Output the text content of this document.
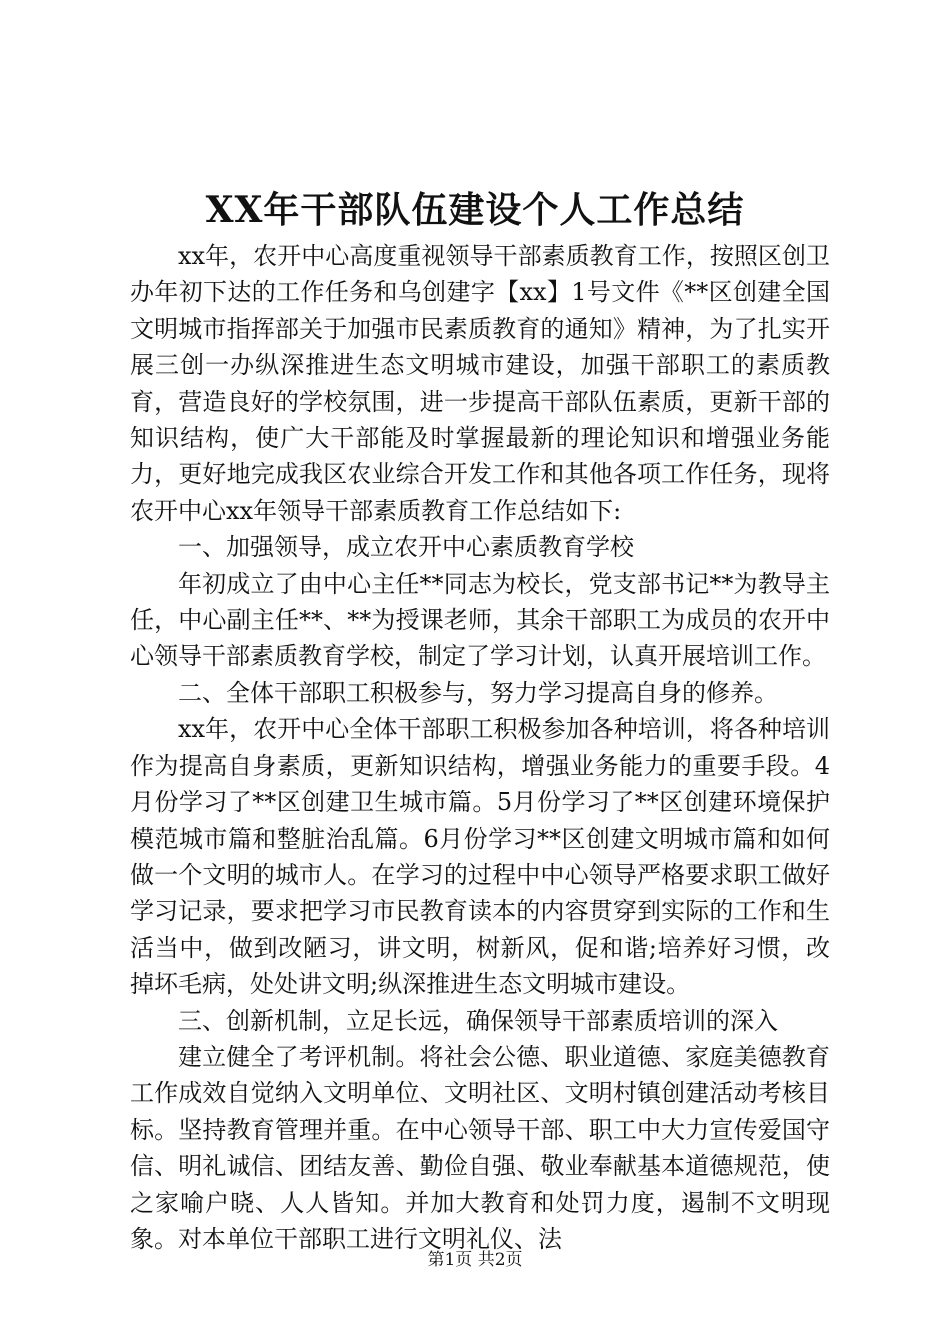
XX年干部队伍建设个人工作总结

xx年，农开中心高度重视领导干部素质教育工作，按照区创卫办年初下达的工作任务和乌创建字【xx】1号文件《**区创建全国文明城市指挥部关于加强市民素质教育的通知》精神，为了扎实开展三创一办纵深推进生态文明城市建设，加强干部职工的素质教育，营造良好的学校氛围，进一步提高干部队伍素质，更新干部的知识结构，使广大干部能及时掌握最新的理论知识和增强业务能力，更好地完成我区农业综合开发工作和其他各项工作任务，现将农开中心xx年领导干部素质教育工作总结如下:

一、加强领导，成立农开中心素质教育学校

年初成立了由中心主任**同志为校长，党支部书记**为教导主任，中心副主任**、**为授课老师，其余干部职工为成员的农开中心领导干部素质教育学校，制定了学习计划，认真开展培训工作。

二、全体干部职工积极参与，努力学习提高自身的修养。

xx年，农开中心全体干部职工积极参加各种培训，将各种培训作为提高自身素质，更新知识结构，增强业务能力的重要手段。4月份学习了**区创建卫生城市篇。5月份学习了**区创建环境保护模范城市篇和整脏治乱篇。6月份学习**区创建文明城市篇和如何做一个文明的城市人。在学习的过程中中心领导严格要求职工做好学习记录，要求把学习市民教育读本的内容贯穿到实际的工作和生活当中，做到改陋习，讲文明，树新风，促和谐;培养好习惯，改掉坏毛病，处处讲文明;纵深推进生态文明城市建设。

三、创新机制，立足长远，确保领导干部素质培训的深入

建立健全了考评机制。将社会公德、职业道德、家庭美德教育工作成效自觉纳入文明单位、文明社区、文明村镇创建活动考核目标。坚持教育管理并重。在中心领导干部、职工中大力宣传爱国守信、明礼诚信、团结友善、勤俭自强、敬业奉献基本道德规范，使之家喻户晓、人人皆知。并加大教育和处罚力度，遏制不文明现象。对本单位干部职工进行文明礼仪、法

第1页 共2页
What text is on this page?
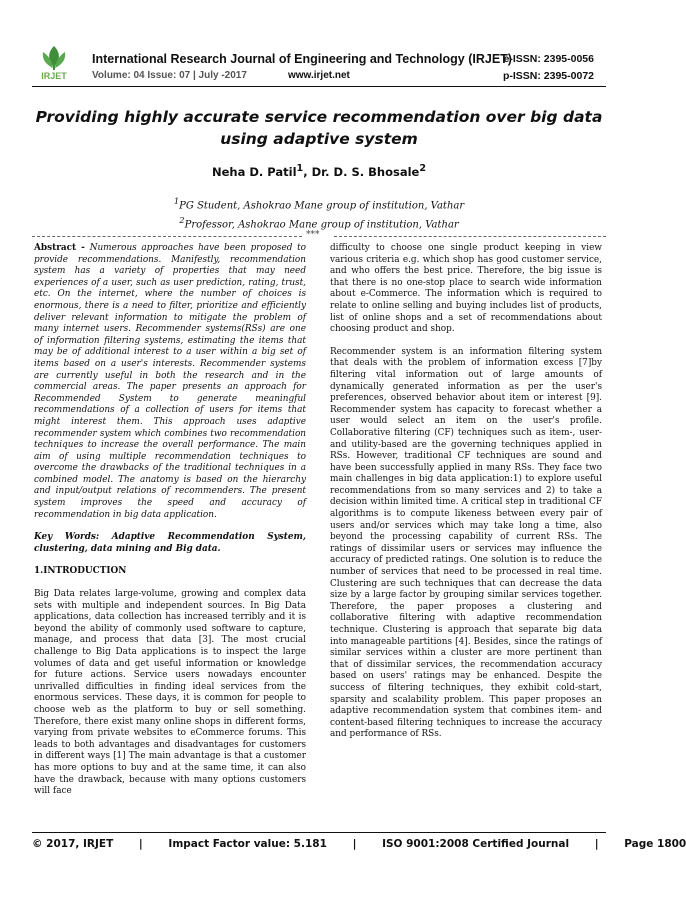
IRJET
International Research Journal of Engineering and Technology (IRJET)
e-ISSN: 2395-0056
Volume: 04 Issue: 07 | July -2017	www.irjet.net	p-ISSN: 2395-0072
Providing highly accurate service recommendation over big data using adaptive system
Neha D. Patil$^1$, Dr. D. S. Bhosale$^2$
$^1$PG Student, Ashokrao Mane group of institution, Vathar
$^2$Professor, Ashokrao Mane group of institution, Vathar
***

Abstract - Numerous approaches have been proposed to provide recommendations. Manifestly, recommendation system has a variety of properties that may need experiences of a user, such as user prediction, rating, trust, etc. On the internet, where the number of choices is enormous, there is a need to filter, prioritize and efficiently deliver relevant information to mitigate the problem of many internet users. Recommender systems(RSs) are one of information filtering systems, estimating the items that may be of additional interest to a user within a big set of items based on a user's interests. Recommender systems are currently useful in both the research and in the commercial areas. The paper presents an approach for Recommended System to generate meaningful recommendations of a collection of users for items that might interest them. This approach uses adaptive recommender system which combines two recommendation techniques to increase the overall performance. The main aim of using multiple recommendation techniques to overcome the drawbacks of the traditional techniques in a combined model. The anatomy is based on the hierarchy and input/output relations of recommenders. The present system improves the speed and accuracy of recommendation in big data application.

Key Words: Adaptive Recommendation System, clustering, data mining and Big data.

1.INTRODUCTION

Big Data relates large-volume, growing and complex data sets with multiple and independent sources. In Big Data applications, data collection has increased terribly and it is beyond the ability of commonly used software to capture, manage, and process that data [3]. The most crucial challenge to Big Data applications is to inspect the large volumes of data and get useful information or knowledge for future actions. Service users nowadays encounter unrivalled difficulties in finding ideal services from the enormous services. These days, it is common for people to choose web as the platform to buy or sell something. Therefore, there exist many online shops in different forms, varying from private websites to eCommerce forums. This leads to both advantages and disadvantages for customers in different ways [1] The main advantage is that a customer has more options to buy and at the same time, it can also have the drawback, because with many options customers will face

difficulty to choose one single product keeping in view various criteria e.g. which shop has good customer service, and who offers the best price. Therefore, the big issue is that there is no one-stop place to search wide information about e-Commerce. The information which is required to relate to online selling and buying includes list of products, list of online shops and a set of recommendations about choosing product and shop.

Recommender system is an information filtering system that deals with the problem of information excess [7]by filtering vital information out of large amounts of dynamically generated information as per the user's preferences, observed behavior about item or interest [9]. Recommender system has capacity to forecast whether a user would select an item on the user's profile. Collaborative filtering (CF) techniques such as item-, user- and utility-based are the governing techniques applied in RSs. However, traditional CF techniques are sound and have been successfully applied in many RSs. They face two main challenges in big data application:1) to explore useful recommendations from so many services and 2) to take a decision within limited time. A critical step in traditional CF algorithms is to compute likeness between every pair of users and/or services which may take long a time, also beyond the processing capability of current RSs. The ratings of dissimilar users or services may influence the accuracy of predicted ratings. One solution is to reduce the number of services that need to be processed in real time. Clustering are such techniques that can decrease the data size by a large factor by grouping similar services together. Therefore, the paper proposes a clustering and collaborative filtering with adaptive recommendation technique. Clustering is approach that separate big data into manageable partitions [4]. Besides, since the ratings of similar services within a cluster are more pertinent than that of dissimilar services, the recommendation accuracy based on users' ratings may be enhanced. Despite the success of filtering techniques, they exhibit cold-start, sparsity and scalability problem. This paper proposes an adaptive recommendation system that combines item- and content-based filtering techniques to increase the accuracy and performance of RSs.

© 2017, IRJET | Impact Factor value: 5.181 | ISO 9001:2008 Certified Journal | Page 1800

Stated problem:
From the listing above, collect each line in which the string "Journal" appears.

Written answer:
International Research Journal of Engineering and Technology (IRJET)
© 2017, IRJET | Impact Factor value: 5.181 | ISO 9001:2008 Certified Journal | Page 1800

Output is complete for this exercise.